Your task
Take each line containing the word "Nativité" and copy it.

Source data
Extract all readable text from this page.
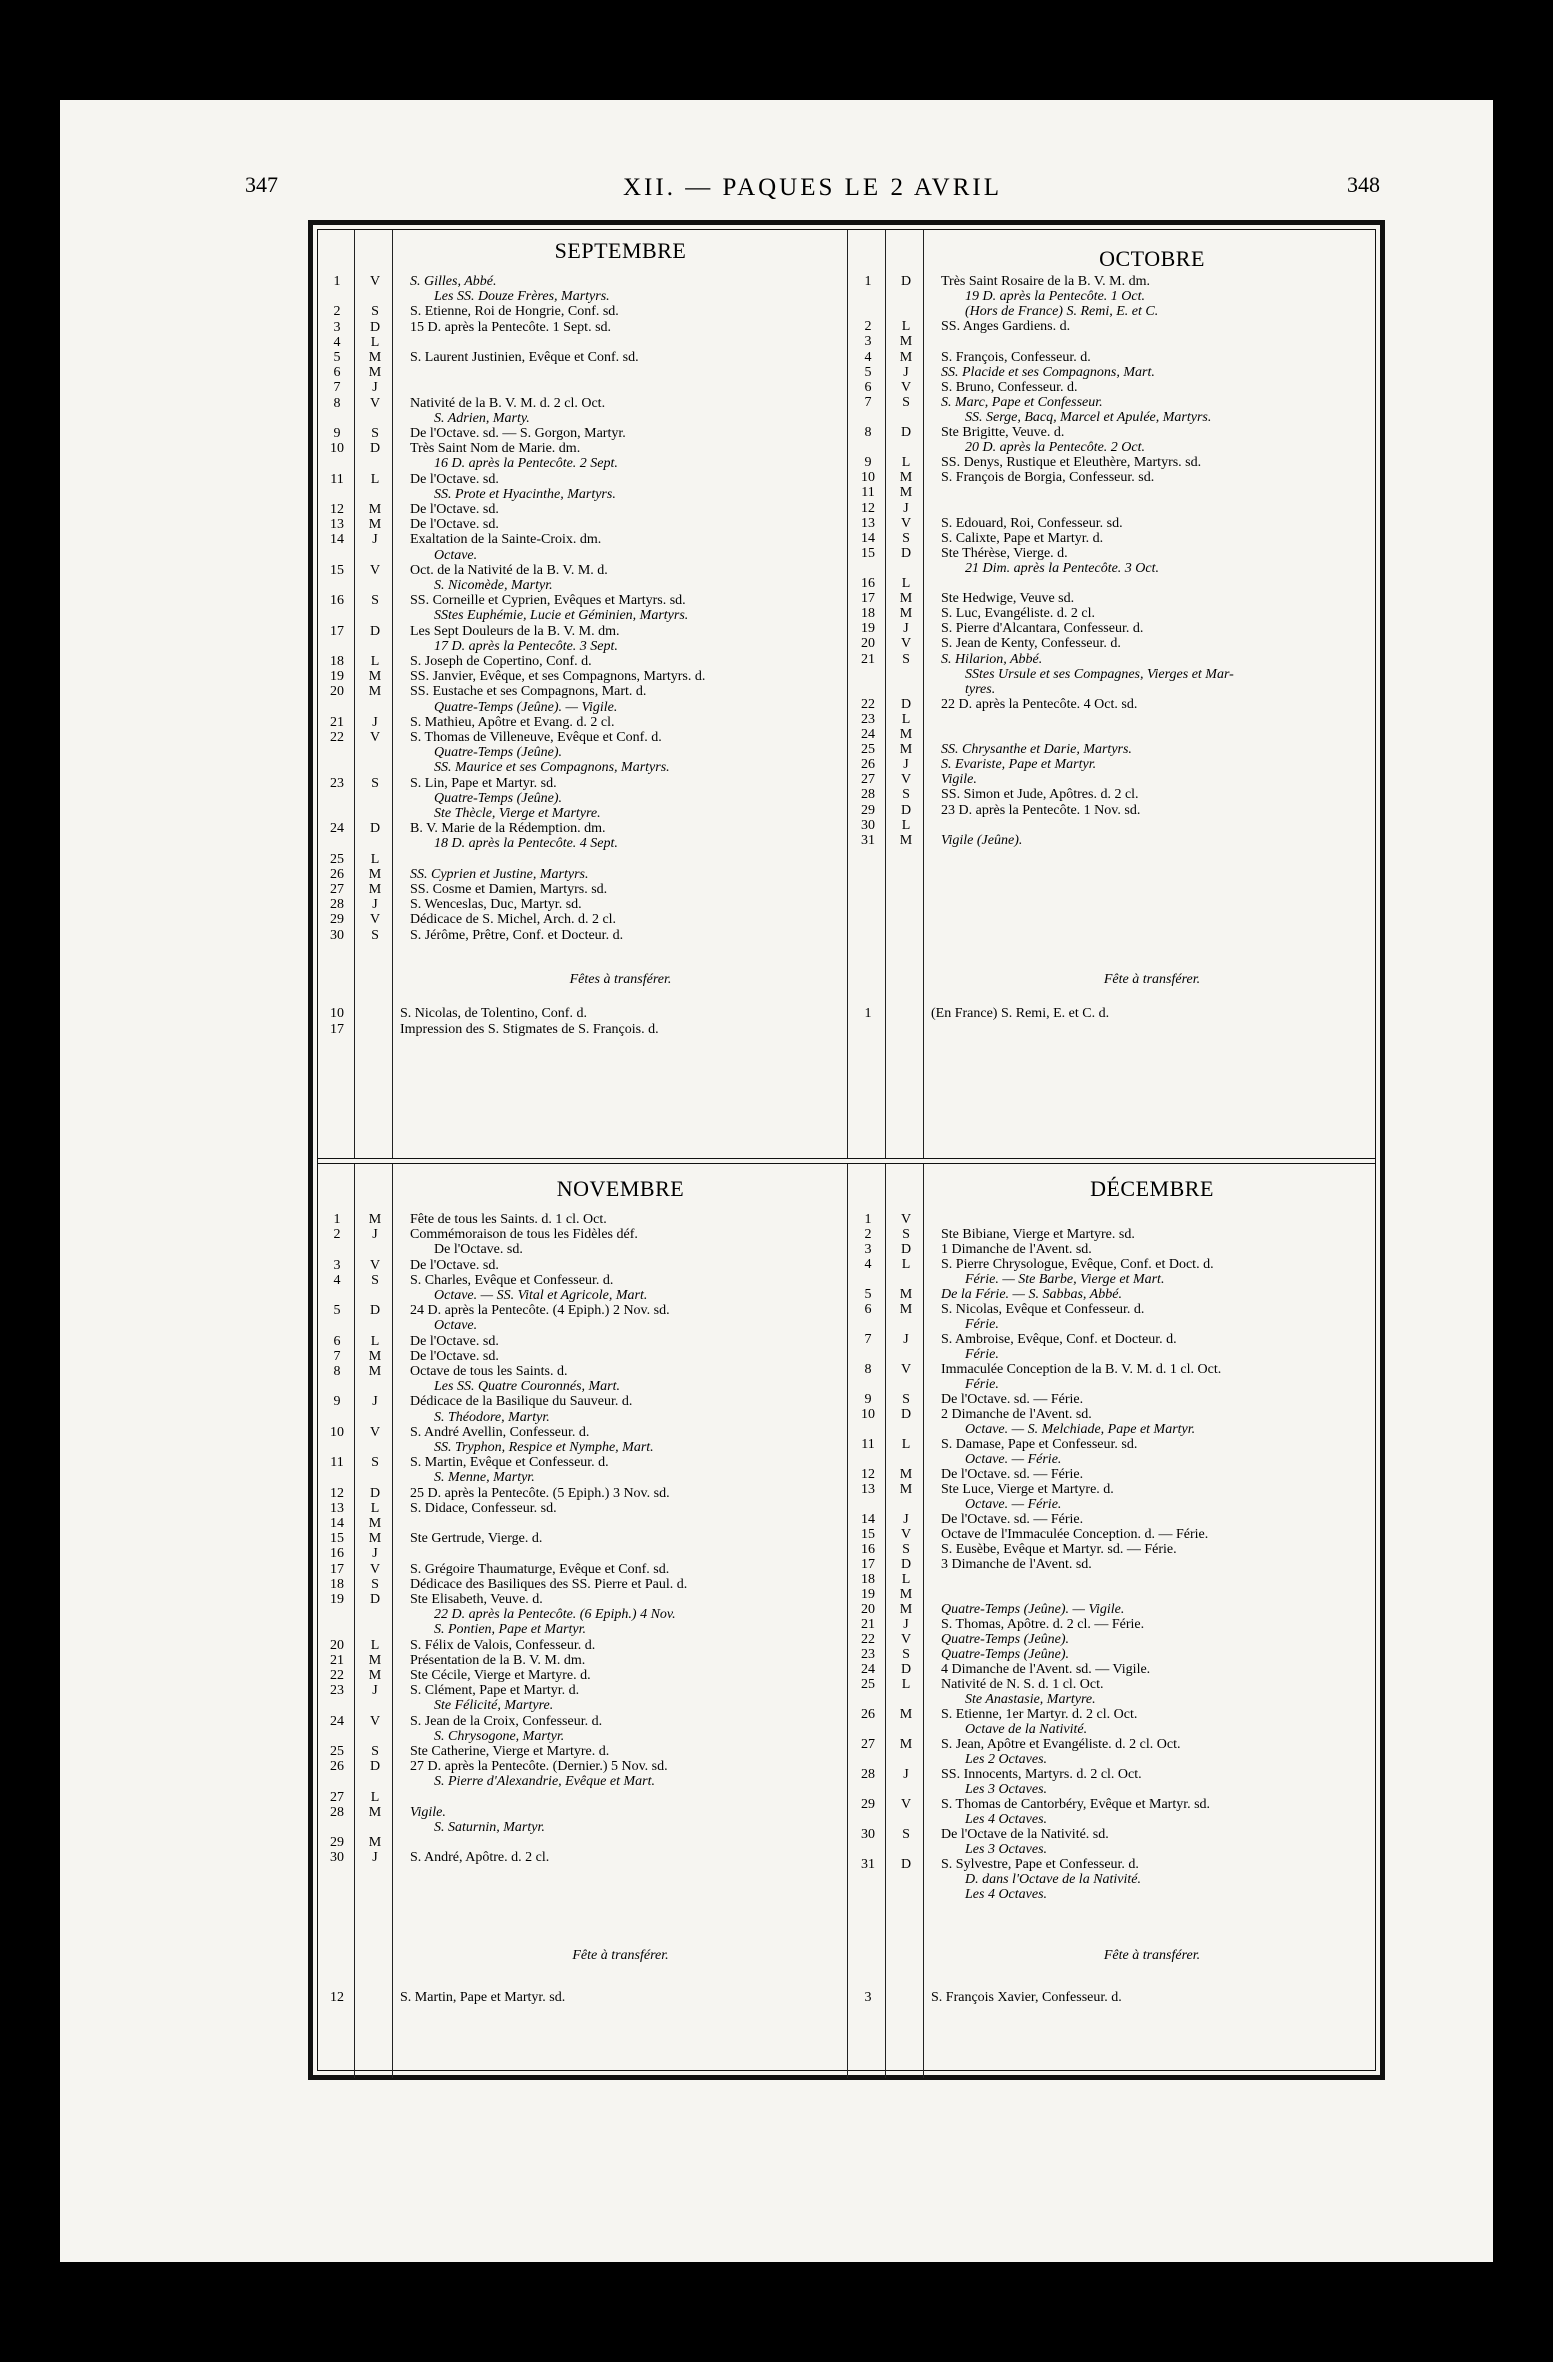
347	XII. — PAQUES LE 2 AVRIL	348
SEPTEMBRE
1	V	S. Gilles, Abbé.
Les SS. Douze Frères, Martyrs.
2	S	S. Etienne, Roi de Hongrie, Conf. sd.
3	D	15 D. après la Pentecôte. 1 Sept. sd.
4	L
5	M	S. Laurent Justinien, Evêque et Conf. sd.
6	M
7	J
8	V	Nativité de la B. V. M. d. 2 cl. Oct.
S. Adrien, Marty.
9	S	De l'Octave. sd. — S. Gorgon, Martyr.
10	D	Très Saint Nom de Marie. dm.
16 D. après la Pentecôte. 2 Sept.
11	L	De l'Octave. sd.
SS. Prote et Hyacinthe, Martyrs.
12	M	De l'Octave. sd.
13	M	De l'Octave. sd.
14	J	Exaltation de la Sainte-Croix. dm.
Octave.
15	V	Oct. de la Nativité de la B. V. M. d.
S. Nicomède, Martyr.
16	S	SS. Corneille et Cyprien, Evêques et Martyrs. sd.
SStes Euphémie, Lucie et Géminien, Martyrs.
17	D	Les Sept Douleurs de la B. V. M. dm.
17 D. après la Pentecôte. 3 Sept.
18	L	S. Joseph de Copertino, Conf. d.
19	M	SS. Janvier, Evêque, et ses Compagnons, Martyrs. d.
20	M	SS. Eustache et ses Compagnons, Mart. d.
Quatre-Temps (Jeûne). — Vigile.
21	J	S. Mathieu, Apôtre et Evang. d. 2 cl.
22	V	S. Thomas de Villeneuve, Evêque et Conf. d.
Quatre-Temps (Jeûne).
SS. Maurice et ses Compagnons, Martyrs.
23	S	S. Lin, Pape et Martyr. sd.
Quatre-Temps (Jeûne).
Ste Thècle, Vierge et Martyre.
24	D	B. V. Marie de la Rédemption. dm.
18 D. après la Pentecôte. 4 Sept.
25	L
26	M	SS. Cyprien et Justine, Martyrs.
27	M	SS. Cosme et Damien, Martyrs. sd.
28	J	S. Wenceslas, Duc, Martyr. sd.
29	V	Dédicace de S. Michel, Arch. d. 2 cl.
30	S	S. Jérôme, Prêtre, Conf. et Docteur. d.
Fêtes à transférer.
10	S. Nicolas, de Tolentino, Conf. d.
17	Impression des S. Stigmates de S. François. d.
OCTOBRE
1	D	Très Saint Rosaire de la B. V. M. dm.
19 D. après la Pentecôte. 1 Oct.
(Hors de France) S. Remi, E. et C.
2	L	SS. Anges Gardiens. d.
3	M
4	M	S. François, Confesseur. d.
5	J	SS. Placide et ses Compagnons, Mart.
6	V	S. Bruno, Confesseur. d.
7	S	S. Marc, Pape et Confesseur.
SS. Serge, Bacq, Marcel et Apulée, Martyrs.
8	D	Ste Brigitte, Veuve. d.
20 D. après la Pentecôte. 2 Oct.
9	L	SS. Denys, Rustique et Eleuthère, Martyrs. sd.
10	M	S. François de Borgia, Confesseur. sd.
11	M
12	J
13	V	S. Edouard, Roi, Confesseur. sd.
14	S	S. Calixte, Pape et Martyr. d.
15	D	Ste Thérèse, Vierge. d.
21 Dim. après la Pentecôte. 3 Oct.
16	L
17	M	Ste Hedwige, Veuve sd.
18	M	S. Luc, Evangéliste. d. 2 cl.
19	J	S. Pierre d'Alcantara, Confesseur. d.
20	V	S. Jean de Kenty, Confesseur. d.
21	S	S. Hilarion, Abbé.
SStes Ursule et ses Compagnes, Vierges et Mar-
tyres.
22	D	22 D. après la Pentecôte. 4 Oct. sd.
23	L
24	M
25	M	SS. Chrysanthe et Darie, Martyrs.
26	J	S. Evariste, Pape et Martyr.
27	V	Vigile.
28	S	SS. Simon et Jude, Apôtres. d. 2 cl.
29	D	23 D. après la Pentecôte. 1 Nov. sd.
30	L
31	M	Vigile (Jeûne).
Fête à transférer.
1	(En France) S. Remi, E. et C. d.
NOVEMBRE
1	M	Fête de tous les Saints. d. 1 cl. Oct.
2	J	Commémoraison de tous les Fidèles déf.
De l'Octave. sd.
3	V	De l'Octave. sd.
4	S	S. Charles, Evêque et Confesseur. d.
Octave. — SS. Vital et Agricole, Mart.
5	D	24 D. après la Pentecôte. (4 Epiph.) 2 Nov. sd.
Octave.
6	L	De l'Octave. sd.
7	M	De l'Octave. sd.
8	M	Octave de tous les Saints. d.
Les SS. Quatre Couronnés, Mart.
9	J	Dédicace de la Basilique du Sauveur. d.
S. Théodore, Martyr.
10	V	S. André Avellin, Confesseur. d.
SS. Tryphon, Respice et Nymphe, Mart.
11	S	S. Martin, Evêque et Confesseur. d.
S. Menne, Martyr.
12	D	25 D. après la Pentecôte. (5 Epiph.) 3 Nov. sd.
13	L	S. Didace, Confesseur. sd.
14	M
15	M	Ste Gertrude, Vierge. d.
16	J
17	V	S. Grégoire Thaumaturge, Evêque et Conf. sd.
18	S	Dédicace des Basiliques des SS. Pierre et Paul. d.
19	D	Ste Elisabeth, Veuve. d.
22 D. après la Pentecôte. (6 Epiph.) 4 Nov.
S. Pontien, Pape et Martyr.
20	L	S. Félix de Valois, Confesseur. d.
21	M	Présentation de la B. V. M. dm.
22	M	Ste Cécile, Vierge et Martyre. d.
23	J	S. Clément, Pape et Martyr. d.
Ste Félicité, Martyre.
24	V	S. Jean de la Croix, Confesseur. d.
S. Chrysogone, Martyr.
25	S	Ste Catherine, Vierge et Martyre. d.
26	D	27 D. après la Pentecôte. (Dernier.) 5 Nov. sd.
S. Pierre d'Alexandrie, Evêque et Mart.
27	L
28	M	Vigile.
S. Saturnin, Martyr.
29	M
30	J	S. André, Apôtre. d. 2 cl.
Fête à transférer.
12	S. Martin, Pape et Martyr. sd.
DÉCEMBRE
1	V
2	S	Ste Bibiane, Vierge et Martyre. sd.
3	D	1 Dimanche de l'Avent. sd.
4	L	S. Pierre Chrysologue, Evêque, Conf. et Doct. d.
Férie. — Ste Barbe, Vierge et Mart.
5	M	De la Férie. — S. Sabbas, Abbé.
6	M	S. Nicolas, Evêque et Confesseur. d.
Férie.
7	J	S. Ambroise, Evêque, Conf. et Docteur. d.
Férie.
8	V	Immaculée Conception de la B. V. M. d. 1 cl. Oct.
Férie.
9	S	De l'Octave. sd. — Férie.
10	D	2 Dimanche de l'Avent. sd.
Octave. — S. Melchiade, Pape et Martyr.
11	L	S. Damase, Pape et Confesseur. sd.
Octave. — Férie.
12	M	De l'Octave. sd. — Férie.
13	M	Ste Luce, Vierge et Martyre. d.
Octave. — Férie.
14	J	De l'Octave. sd. — Férie.
15	V	Octave de l'Immaculée Conception. d. — Férie.
16	S	S. Eusèbe, Evêque et Martyr. sd. — Férie.
17	D	3 Dimanche de l'Avent. sd.
18	L
19	M
20	M	Quatre-Temps (Jeûne). — Vigile.
21	J	S. Thomas, Apôtre. d. 2 cl. — Férie.
22	V	Quatre-Temps (Jeûne).
23	S	Quatre-Temps (Jeûne).
24	D	4 Dimanche de l'Avent. sd. — Vigile.
25	L	Nativité de N. S. d. 1 cl. Oct.
Ste Anastasie, Martyre.
26	M	S. Etienne, 1er Martyr. d. 2 cl. Oct.
Octave de la Nativité.
27	M	S. Jean, Apôtre et Evangéliste. d. 2 cl. Oct.
Les 2 Octaves.
28	J	SS. Innocents, Martyrs. d. 2 cl. Oct.
Les 3 Octaves.
29	V	S. Thomas de Cantorbéry, Evêque et Martyr. sd.
Les 4 Octaves.
30	S	De l'Octave de la Nativité. sd.
Les 3 Octaves.
31	D	S. Sylvestre, Pape et Confesseur. d.
D. dans l'Octave de la Nativité.
Les 4 Octaves.
Fête à transférer.
3	S. François Xavier, Confesseur. d.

Solution for this problem
8	V	Nativité de la B. V. M. d. 2 cl. Oct.
15	V	Oct. de la Nativité de la B. V. M. d.
25	L	Nativité de N. S. d. 1 cl. Oct.
Octave de la Nativité.
30	S	De l'Octave de la Nativité. sd.
D. dans l'Octave de la Nativité.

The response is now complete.